Copy every line from the data below in which the string "through" can be found.

========================

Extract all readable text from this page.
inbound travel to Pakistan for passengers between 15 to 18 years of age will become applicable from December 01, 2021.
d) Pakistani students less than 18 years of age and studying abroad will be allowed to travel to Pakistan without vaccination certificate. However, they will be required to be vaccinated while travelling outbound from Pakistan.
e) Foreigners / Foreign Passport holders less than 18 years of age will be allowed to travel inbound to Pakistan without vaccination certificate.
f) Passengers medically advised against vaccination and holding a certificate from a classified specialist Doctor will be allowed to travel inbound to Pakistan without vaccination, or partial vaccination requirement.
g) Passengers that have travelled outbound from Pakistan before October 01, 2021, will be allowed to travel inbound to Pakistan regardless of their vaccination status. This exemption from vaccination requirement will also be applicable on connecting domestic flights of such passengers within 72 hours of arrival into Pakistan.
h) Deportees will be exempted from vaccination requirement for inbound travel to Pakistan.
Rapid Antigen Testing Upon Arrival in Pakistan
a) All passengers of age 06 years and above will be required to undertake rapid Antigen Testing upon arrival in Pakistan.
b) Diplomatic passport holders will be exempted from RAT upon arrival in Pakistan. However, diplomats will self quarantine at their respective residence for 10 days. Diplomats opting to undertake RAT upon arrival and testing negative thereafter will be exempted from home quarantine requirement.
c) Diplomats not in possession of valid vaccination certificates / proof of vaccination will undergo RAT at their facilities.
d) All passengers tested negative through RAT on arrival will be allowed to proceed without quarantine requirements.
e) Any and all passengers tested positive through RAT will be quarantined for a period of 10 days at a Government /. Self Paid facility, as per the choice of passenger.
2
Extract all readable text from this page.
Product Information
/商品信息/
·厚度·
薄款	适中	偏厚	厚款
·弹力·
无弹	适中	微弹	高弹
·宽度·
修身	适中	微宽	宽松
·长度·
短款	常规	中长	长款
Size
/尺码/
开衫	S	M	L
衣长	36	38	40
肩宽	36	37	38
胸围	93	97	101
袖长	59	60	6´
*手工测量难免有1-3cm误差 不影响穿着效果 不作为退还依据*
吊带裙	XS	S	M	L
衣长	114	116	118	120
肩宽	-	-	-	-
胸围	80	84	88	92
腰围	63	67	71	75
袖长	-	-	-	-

========================

TASK RESULT =
d) All passengers tested negative through RAT on arrival will be allowed to proceed without quarantine requirements.
e) Any and all passengers tested positive through RAT will be quarantined for a period of 10 days at a Government /. Self Paid facility, as per the choice of passenger.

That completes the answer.